▶ [Supplied material]:
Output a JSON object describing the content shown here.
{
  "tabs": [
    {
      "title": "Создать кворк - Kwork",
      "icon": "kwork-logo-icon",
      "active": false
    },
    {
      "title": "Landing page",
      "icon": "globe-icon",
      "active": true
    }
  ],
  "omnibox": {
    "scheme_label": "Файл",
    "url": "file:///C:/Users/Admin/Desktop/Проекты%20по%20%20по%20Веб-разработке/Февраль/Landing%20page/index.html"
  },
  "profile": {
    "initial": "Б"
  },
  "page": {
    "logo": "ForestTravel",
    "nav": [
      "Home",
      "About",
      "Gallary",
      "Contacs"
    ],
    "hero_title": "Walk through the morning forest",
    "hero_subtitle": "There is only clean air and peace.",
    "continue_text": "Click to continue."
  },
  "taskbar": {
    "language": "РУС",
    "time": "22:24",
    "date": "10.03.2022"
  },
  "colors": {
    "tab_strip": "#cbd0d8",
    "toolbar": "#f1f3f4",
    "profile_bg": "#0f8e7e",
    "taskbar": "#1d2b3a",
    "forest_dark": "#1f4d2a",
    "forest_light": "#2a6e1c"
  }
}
---
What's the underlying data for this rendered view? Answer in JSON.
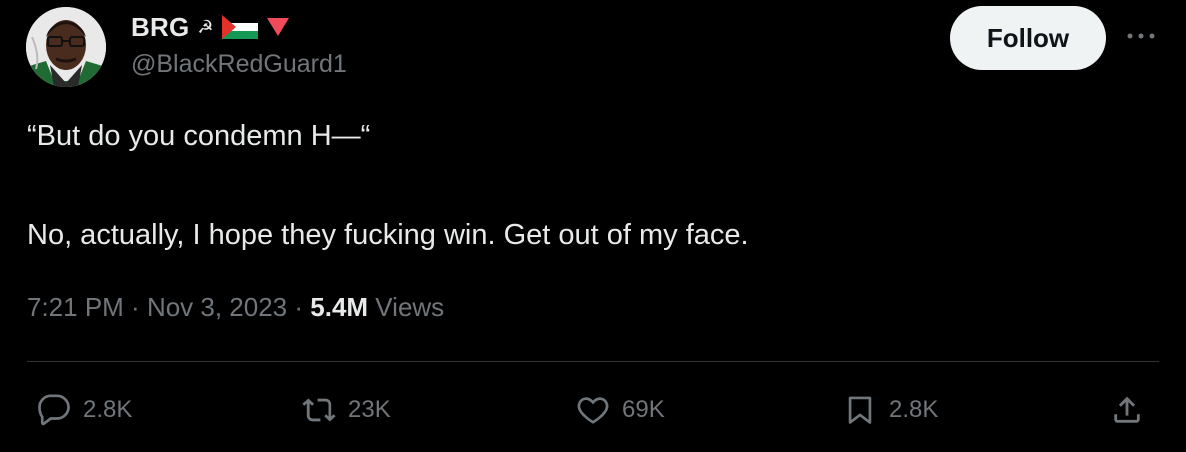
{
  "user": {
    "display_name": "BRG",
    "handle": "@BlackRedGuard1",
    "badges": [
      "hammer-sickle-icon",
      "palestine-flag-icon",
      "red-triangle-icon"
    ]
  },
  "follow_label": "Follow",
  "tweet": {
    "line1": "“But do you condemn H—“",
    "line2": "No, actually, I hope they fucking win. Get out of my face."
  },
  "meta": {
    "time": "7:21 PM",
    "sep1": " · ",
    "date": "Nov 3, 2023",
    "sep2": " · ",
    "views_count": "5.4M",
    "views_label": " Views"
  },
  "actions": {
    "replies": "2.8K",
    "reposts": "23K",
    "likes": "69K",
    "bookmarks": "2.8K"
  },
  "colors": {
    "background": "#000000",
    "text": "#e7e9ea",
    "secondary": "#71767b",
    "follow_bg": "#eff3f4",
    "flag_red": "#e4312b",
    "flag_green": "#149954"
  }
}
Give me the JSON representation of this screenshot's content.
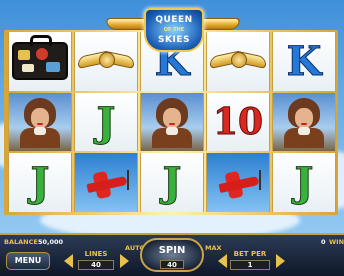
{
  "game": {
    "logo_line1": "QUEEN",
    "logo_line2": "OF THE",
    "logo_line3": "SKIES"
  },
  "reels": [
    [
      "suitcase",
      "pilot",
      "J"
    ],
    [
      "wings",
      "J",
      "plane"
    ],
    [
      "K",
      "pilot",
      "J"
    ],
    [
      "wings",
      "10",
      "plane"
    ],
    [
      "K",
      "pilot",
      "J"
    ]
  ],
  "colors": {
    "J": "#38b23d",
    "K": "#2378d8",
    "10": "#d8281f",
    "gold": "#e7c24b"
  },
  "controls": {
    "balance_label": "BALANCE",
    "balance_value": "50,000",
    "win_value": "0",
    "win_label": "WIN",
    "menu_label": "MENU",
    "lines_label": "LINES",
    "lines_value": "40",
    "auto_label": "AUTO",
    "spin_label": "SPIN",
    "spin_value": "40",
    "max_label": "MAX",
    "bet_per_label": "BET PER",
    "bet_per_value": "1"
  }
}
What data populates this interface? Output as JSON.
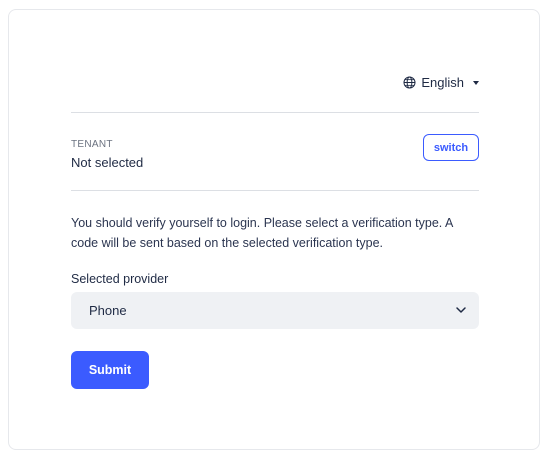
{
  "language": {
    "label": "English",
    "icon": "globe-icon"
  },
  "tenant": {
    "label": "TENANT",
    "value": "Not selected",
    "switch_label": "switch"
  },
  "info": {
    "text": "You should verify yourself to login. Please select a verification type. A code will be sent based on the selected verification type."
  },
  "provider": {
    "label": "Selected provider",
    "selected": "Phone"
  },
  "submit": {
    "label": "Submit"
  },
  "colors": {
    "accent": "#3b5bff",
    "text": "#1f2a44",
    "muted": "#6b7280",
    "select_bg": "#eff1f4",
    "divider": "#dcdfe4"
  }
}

▶ [Description of the task]:
Above are the records; copy every line in them that holds the word "content".

▶ [Solution to this exercise]:
Output a JSON object describing the content shown here.
Give me the JSON representation of this screenshot's content.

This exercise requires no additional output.